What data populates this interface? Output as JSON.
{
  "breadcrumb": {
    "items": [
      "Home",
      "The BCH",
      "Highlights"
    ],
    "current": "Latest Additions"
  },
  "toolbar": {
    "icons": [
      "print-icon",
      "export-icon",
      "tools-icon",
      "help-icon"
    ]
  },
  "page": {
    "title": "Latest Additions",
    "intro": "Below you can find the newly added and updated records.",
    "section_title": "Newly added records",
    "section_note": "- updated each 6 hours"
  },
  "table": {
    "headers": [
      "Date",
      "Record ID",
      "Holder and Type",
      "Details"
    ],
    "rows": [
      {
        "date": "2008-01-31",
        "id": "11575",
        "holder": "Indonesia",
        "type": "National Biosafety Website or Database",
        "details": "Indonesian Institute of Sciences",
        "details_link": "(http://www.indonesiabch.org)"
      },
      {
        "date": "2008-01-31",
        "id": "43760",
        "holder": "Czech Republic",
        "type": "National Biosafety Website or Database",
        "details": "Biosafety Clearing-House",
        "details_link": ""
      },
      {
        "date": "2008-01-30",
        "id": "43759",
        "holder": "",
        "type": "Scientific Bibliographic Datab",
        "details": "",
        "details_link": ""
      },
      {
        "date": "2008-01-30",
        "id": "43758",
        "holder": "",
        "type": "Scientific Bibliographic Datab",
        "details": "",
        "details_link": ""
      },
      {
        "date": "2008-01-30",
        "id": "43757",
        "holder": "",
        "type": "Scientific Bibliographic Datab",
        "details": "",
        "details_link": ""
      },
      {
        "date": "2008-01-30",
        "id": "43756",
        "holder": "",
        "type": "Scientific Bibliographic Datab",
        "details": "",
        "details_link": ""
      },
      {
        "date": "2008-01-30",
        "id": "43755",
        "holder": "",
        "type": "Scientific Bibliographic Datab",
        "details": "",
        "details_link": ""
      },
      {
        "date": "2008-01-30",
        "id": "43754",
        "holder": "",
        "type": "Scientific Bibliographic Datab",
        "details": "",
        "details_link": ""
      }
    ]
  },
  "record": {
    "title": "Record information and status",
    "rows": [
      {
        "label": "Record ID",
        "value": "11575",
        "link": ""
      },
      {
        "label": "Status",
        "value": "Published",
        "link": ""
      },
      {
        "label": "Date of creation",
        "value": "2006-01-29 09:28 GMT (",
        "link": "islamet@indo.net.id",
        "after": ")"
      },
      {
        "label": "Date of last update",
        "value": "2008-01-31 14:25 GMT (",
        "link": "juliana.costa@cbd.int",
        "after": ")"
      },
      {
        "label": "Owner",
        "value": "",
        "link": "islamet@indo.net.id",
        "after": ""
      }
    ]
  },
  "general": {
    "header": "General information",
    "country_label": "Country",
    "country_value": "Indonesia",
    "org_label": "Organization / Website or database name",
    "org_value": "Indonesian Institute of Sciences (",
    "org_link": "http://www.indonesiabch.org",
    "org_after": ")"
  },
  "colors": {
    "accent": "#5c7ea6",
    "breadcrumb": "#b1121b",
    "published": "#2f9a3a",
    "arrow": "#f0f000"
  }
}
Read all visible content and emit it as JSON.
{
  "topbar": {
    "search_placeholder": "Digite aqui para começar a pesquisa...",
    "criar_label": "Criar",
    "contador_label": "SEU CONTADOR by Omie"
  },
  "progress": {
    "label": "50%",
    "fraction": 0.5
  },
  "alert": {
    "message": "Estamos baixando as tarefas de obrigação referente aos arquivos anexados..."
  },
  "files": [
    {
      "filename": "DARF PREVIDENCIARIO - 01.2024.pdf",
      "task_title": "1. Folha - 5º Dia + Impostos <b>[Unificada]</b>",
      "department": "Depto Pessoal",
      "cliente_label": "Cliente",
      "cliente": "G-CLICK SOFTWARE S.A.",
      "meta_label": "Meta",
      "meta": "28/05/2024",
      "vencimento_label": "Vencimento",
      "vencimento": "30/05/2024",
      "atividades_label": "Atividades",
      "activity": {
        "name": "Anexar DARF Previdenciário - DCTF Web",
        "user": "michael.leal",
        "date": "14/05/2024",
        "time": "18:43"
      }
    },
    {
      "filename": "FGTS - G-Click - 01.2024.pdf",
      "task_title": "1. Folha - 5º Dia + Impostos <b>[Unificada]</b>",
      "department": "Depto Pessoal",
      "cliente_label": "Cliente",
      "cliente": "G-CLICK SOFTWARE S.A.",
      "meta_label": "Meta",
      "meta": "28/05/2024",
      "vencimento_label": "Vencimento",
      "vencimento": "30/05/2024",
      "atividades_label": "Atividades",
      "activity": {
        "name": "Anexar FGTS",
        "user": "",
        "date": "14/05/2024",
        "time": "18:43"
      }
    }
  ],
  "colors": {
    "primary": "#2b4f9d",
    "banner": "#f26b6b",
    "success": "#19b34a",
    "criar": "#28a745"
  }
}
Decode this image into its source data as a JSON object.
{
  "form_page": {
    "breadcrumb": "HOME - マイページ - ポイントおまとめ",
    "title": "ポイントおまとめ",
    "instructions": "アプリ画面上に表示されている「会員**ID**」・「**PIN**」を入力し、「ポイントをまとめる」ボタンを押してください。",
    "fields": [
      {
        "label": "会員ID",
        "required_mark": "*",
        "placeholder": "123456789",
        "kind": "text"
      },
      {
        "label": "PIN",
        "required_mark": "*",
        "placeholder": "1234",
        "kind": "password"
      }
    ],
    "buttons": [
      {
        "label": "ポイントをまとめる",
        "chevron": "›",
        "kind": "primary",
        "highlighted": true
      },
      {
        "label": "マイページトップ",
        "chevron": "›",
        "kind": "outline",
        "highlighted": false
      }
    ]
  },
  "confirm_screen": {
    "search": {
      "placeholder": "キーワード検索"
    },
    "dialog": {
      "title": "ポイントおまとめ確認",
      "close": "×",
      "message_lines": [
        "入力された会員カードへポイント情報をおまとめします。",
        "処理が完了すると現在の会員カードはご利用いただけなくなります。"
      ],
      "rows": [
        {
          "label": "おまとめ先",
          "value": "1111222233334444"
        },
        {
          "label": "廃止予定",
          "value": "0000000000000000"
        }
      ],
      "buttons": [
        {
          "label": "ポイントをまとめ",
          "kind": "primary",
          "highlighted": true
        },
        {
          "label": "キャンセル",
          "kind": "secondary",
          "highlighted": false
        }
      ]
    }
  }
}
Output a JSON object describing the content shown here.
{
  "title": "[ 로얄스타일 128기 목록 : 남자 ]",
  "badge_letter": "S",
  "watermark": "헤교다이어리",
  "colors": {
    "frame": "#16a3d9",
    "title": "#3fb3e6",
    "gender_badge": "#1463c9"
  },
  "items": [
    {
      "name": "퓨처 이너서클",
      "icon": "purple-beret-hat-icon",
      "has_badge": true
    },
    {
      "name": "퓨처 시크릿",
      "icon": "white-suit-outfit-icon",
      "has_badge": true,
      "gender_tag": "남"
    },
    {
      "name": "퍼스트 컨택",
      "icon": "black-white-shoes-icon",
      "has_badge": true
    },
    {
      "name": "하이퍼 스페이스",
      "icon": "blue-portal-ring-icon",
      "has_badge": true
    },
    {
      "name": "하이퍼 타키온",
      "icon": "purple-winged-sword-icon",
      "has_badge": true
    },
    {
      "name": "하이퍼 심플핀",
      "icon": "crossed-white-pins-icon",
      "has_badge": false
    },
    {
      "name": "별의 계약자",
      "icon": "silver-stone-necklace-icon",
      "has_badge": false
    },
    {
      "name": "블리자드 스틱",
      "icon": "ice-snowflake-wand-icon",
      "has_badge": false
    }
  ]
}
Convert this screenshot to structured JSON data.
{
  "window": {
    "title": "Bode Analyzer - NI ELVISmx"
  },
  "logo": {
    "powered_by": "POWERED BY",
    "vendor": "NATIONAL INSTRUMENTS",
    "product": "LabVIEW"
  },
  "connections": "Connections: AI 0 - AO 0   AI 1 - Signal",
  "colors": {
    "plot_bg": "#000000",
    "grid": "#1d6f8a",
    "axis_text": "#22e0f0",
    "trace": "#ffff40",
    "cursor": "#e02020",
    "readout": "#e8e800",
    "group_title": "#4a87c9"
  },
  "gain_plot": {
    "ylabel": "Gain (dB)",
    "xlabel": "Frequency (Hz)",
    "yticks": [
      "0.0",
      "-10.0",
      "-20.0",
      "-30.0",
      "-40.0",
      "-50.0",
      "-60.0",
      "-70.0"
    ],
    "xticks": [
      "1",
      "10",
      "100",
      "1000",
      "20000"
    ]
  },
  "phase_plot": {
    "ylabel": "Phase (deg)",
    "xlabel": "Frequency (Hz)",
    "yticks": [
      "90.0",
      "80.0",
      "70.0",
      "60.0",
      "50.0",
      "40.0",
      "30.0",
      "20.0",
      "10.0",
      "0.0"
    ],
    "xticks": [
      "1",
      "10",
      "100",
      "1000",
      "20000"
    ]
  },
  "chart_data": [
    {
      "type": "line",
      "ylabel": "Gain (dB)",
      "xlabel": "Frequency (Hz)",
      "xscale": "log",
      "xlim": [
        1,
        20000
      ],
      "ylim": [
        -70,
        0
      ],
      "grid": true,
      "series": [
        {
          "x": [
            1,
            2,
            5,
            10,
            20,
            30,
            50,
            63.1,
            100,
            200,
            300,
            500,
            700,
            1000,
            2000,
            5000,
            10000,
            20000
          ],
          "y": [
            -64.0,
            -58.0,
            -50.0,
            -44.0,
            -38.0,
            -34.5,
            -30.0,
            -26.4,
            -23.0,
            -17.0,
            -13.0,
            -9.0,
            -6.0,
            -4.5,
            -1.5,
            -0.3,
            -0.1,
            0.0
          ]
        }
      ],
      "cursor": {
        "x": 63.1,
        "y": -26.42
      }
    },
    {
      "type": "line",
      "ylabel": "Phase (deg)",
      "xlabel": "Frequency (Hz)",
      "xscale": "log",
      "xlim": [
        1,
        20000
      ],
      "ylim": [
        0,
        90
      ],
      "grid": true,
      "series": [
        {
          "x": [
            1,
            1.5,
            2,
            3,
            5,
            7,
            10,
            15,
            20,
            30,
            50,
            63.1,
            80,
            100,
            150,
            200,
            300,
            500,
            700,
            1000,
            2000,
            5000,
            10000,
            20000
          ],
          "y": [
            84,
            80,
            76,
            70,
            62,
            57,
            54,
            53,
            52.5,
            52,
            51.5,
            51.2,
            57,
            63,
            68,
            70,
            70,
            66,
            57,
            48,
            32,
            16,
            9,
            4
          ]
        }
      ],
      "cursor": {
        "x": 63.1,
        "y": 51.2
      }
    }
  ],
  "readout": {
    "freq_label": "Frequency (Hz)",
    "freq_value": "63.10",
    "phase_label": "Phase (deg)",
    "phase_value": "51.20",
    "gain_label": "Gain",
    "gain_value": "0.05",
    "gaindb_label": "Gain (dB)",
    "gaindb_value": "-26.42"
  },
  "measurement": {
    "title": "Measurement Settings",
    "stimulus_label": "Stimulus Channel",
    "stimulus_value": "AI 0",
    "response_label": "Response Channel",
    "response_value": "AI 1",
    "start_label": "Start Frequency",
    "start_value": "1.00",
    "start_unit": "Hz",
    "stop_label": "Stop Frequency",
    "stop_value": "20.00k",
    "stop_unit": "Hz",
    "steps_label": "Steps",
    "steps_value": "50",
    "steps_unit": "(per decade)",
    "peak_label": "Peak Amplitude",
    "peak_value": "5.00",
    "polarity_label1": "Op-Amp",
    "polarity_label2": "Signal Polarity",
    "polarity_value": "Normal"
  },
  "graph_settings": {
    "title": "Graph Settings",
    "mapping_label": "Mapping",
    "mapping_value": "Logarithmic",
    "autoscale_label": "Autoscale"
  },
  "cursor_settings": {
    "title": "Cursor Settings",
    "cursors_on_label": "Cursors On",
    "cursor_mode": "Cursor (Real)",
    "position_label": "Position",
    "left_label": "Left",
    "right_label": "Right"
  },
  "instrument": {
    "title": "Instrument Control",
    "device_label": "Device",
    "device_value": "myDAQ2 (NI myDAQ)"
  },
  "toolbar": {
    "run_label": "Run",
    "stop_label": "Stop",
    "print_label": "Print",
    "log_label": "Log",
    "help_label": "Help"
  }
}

────

GOAL OF THE EXERCISE:
Establish how many lines of the records contain the string "Sciences" and state that number without elaboration.

THE SOLUTION:
2